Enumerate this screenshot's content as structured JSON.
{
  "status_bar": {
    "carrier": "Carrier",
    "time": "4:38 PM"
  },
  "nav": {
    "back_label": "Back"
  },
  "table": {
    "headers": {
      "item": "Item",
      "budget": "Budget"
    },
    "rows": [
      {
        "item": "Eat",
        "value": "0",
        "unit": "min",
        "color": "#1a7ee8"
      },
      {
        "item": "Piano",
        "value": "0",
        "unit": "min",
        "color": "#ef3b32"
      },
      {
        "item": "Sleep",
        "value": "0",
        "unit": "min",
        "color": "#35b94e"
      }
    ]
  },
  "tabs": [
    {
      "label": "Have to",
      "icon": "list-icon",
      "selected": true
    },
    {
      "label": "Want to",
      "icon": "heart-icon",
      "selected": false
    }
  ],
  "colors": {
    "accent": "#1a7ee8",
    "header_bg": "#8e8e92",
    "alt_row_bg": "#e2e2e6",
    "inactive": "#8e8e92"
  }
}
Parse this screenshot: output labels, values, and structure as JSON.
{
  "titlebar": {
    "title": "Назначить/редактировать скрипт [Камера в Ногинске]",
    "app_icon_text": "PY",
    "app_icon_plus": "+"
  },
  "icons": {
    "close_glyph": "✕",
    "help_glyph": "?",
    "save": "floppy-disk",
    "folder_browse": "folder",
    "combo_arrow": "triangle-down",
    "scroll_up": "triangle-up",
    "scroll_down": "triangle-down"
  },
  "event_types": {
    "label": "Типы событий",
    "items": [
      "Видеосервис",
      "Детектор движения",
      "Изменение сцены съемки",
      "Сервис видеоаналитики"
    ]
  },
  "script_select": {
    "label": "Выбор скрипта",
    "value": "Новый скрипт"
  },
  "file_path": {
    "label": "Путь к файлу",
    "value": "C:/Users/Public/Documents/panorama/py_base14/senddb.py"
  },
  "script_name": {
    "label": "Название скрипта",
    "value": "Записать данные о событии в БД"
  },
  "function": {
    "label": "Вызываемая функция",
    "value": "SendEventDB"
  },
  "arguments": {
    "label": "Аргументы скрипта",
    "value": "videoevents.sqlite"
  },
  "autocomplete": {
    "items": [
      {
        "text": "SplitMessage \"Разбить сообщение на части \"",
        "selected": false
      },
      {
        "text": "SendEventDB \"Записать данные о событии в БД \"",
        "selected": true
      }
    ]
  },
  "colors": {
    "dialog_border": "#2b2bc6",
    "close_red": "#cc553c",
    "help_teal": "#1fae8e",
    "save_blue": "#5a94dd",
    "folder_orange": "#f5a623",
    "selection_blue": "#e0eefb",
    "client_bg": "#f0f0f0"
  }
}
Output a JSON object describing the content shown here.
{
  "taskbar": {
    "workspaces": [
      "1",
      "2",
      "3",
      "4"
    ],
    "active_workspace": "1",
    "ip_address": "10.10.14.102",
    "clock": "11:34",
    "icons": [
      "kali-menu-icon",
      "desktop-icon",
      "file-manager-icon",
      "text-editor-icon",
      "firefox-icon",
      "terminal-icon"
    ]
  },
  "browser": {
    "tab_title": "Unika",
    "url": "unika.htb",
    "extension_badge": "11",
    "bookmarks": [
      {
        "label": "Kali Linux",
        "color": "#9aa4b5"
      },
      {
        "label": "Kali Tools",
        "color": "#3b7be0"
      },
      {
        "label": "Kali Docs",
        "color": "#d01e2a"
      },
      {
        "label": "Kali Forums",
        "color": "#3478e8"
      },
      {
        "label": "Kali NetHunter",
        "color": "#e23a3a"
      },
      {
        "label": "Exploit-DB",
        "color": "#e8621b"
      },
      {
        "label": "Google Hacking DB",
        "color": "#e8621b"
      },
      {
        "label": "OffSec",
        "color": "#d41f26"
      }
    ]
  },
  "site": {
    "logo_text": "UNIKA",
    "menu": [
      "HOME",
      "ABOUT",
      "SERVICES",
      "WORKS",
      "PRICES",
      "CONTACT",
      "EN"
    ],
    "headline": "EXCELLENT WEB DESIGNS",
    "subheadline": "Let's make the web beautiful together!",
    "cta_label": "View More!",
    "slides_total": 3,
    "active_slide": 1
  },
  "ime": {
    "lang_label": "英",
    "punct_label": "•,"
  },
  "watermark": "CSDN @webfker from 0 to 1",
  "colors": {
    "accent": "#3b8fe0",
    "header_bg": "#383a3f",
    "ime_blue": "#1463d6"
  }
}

---

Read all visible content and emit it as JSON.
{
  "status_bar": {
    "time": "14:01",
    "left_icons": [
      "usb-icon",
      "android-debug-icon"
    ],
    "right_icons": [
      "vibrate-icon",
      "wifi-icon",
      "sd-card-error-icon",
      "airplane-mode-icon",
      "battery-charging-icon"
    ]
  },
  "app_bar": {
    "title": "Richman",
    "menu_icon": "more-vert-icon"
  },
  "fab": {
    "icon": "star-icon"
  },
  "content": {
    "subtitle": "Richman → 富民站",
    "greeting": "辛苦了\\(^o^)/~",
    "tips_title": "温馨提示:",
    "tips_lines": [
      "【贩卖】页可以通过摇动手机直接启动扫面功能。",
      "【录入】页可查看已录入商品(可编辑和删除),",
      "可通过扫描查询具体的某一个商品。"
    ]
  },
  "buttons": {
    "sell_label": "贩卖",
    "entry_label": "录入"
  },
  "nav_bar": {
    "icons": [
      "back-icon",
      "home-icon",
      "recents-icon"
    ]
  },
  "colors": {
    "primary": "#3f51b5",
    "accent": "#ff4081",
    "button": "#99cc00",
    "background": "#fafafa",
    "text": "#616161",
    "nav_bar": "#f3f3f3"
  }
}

- **Required work**
Show all lines from the data above in which the word "triangle" appears.

- **Response for this exercise**
    "combo_arrow": "triangle-down",
    "scroll_up": "triangle-up",
    "scroll_down": "triangle-down"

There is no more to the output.